THE PROBLEM: Give only the number of lines where "logo" occurs.

DATASET EXCERPTS:

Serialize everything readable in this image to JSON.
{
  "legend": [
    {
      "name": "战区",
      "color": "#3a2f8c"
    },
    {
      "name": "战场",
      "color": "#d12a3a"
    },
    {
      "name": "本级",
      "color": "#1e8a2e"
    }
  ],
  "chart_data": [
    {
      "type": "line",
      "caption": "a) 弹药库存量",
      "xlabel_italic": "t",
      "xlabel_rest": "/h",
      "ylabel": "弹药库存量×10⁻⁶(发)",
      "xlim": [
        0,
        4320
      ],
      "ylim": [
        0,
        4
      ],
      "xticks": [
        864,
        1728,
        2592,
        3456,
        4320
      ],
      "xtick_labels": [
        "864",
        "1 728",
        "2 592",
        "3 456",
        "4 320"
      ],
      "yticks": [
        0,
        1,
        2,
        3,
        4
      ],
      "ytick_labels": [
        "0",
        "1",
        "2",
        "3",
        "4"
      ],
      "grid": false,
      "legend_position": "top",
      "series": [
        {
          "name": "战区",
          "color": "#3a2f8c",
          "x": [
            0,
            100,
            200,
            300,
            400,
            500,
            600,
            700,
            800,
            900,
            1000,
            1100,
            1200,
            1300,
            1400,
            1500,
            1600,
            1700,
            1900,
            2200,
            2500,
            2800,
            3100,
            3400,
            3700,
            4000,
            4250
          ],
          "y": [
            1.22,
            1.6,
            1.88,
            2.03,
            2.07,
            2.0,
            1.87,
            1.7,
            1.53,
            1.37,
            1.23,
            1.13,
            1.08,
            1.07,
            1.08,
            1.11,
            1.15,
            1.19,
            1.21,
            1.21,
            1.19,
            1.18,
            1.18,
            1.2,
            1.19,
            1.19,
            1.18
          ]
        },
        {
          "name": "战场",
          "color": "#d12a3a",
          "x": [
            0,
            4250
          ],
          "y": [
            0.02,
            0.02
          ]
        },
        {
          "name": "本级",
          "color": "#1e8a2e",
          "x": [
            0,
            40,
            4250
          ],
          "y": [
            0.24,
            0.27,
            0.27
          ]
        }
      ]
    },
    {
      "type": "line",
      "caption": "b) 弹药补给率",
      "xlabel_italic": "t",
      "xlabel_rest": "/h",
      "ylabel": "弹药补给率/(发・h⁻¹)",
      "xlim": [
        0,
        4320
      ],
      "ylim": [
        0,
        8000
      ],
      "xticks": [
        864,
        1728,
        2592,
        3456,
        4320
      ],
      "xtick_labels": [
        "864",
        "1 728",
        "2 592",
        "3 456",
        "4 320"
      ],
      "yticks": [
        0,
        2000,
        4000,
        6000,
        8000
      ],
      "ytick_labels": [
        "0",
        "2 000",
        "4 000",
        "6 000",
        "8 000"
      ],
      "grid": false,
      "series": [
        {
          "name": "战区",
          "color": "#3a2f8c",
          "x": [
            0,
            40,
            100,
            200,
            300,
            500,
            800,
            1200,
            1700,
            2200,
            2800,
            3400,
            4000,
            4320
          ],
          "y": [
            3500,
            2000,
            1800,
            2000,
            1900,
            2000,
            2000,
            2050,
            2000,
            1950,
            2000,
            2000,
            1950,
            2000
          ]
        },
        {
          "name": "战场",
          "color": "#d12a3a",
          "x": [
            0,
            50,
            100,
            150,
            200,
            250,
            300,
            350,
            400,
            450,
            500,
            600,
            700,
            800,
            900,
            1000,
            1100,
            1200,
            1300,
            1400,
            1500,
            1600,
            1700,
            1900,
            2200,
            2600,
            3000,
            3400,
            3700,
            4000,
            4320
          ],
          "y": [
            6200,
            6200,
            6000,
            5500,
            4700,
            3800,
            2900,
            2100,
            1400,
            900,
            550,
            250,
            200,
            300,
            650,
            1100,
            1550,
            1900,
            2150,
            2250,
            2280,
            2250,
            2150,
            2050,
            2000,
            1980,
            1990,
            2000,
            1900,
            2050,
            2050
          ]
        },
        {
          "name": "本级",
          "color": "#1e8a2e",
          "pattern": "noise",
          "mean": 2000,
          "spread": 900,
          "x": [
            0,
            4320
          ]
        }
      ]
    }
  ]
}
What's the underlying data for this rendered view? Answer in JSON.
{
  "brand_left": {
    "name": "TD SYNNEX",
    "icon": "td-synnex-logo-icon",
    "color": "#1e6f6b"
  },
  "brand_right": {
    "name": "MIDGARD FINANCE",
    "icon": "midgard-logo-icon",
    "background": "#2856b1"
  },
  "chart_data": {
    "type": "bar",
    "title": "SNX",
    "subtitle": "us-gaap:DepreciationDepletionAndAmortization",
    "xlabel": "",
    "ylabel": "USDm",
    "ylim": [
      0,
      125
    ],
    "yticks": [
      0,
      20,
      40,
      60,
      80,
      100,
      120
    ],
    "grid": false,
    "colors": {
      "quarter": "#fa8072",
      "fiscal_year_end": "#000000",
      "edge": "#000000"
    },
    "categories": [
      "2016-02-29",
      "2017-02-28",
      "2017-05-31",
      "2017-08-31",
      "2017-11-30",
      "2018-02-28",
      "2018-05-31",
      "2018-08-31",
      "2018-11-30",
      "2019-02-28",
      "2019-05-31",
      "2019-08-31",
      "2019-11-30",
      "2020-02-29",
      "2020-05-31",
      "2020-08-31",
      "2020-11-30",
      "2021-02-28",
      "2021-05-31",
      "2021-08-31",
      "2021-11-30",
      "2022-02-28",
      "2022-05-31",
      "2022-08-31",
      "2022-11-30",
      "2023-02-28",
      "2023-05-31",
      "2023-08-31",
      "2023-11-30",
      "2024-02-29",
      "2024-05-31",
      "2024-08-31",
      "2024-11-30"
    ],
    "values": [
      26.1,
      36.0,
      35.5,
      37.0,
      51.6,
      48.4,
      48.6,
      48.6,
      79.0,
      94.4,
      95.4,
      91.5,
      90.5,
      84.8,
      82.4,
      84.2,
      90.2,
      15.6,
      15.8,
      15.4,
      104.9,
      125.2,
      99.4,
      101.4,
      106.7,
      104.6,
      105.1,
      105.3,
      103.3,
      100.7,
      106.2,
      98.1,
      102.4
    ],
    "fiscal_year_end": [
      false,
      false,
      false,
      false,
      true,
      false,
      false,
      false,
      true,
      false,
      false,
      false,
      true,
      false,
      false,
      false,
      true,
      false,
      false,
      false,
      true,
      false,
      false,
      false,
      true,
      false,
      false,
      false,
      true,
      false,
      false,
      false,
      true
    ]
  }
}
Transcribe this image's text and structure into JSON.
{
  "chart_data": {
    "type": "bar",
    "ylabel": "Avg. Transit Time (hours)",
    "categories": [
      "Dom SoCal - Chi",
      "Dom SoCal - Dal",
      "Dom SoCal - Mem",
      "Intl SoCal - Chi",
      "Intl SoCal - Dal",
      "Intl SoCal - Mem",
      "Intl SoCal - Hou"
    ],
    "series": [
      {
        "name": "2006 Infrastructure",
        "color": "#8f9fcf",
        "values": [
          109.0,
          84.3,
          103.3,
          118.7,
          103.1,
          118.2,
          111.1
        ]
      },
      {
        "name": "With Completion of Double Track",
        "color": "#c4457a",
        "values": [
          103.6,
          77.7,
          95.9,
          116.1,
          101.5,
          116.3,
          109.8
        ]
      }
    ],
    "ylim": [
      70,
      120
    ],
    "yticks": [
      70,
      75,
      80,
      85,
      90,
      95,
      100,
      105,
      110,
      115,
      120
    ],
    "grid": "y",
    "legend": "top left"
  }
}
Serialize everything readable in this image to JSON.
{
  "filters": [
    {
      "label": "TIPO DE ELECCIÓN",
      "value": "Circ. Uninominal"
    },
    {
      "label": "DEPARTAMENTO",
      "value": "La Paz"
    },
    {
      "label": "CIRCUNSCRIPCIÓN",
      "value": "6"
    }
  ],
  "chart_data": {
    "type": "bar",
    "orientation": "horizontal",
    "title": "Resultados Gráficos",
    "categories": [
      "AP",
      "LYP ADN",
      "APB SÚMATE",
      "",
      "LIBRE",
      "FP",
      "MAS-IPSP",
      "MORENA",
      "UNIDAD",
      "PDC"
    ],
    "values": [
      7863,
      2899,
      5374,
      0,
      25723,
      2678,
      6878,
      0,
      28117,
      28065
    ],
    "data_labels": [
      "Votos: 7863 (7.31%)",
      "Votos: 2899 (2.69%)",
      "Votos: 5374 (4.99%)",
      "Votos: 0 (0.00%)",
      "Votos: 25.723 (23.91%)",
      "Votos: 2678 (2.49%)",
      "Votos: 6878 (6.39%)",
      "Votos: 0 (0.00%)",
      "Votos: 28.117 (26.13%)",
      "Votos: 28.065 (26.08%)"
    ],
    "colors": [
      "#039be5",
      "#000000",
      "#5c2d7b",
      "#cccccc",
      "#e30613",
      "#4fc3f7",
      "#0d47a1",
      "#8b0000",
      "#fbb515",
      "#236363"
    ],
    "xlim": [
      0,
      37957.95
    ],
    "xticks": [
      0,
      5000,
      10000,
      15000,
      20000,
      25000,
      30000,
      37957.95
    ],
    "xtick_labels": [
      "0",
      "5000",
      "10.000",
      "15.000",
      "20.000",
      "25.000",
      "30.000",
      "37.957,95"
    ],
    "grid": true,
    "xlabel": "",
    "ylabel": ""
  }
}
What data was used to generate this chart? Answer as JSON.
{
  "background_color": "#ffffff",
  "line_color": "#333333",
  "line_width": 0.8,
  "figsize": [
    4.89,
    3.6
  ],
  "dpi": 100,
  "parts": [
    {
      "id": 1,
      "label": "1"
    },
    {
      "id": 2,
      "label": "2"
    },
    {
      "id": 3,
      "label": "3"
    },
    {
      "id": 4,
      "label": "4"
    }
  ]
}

COMPLETED TASK: 2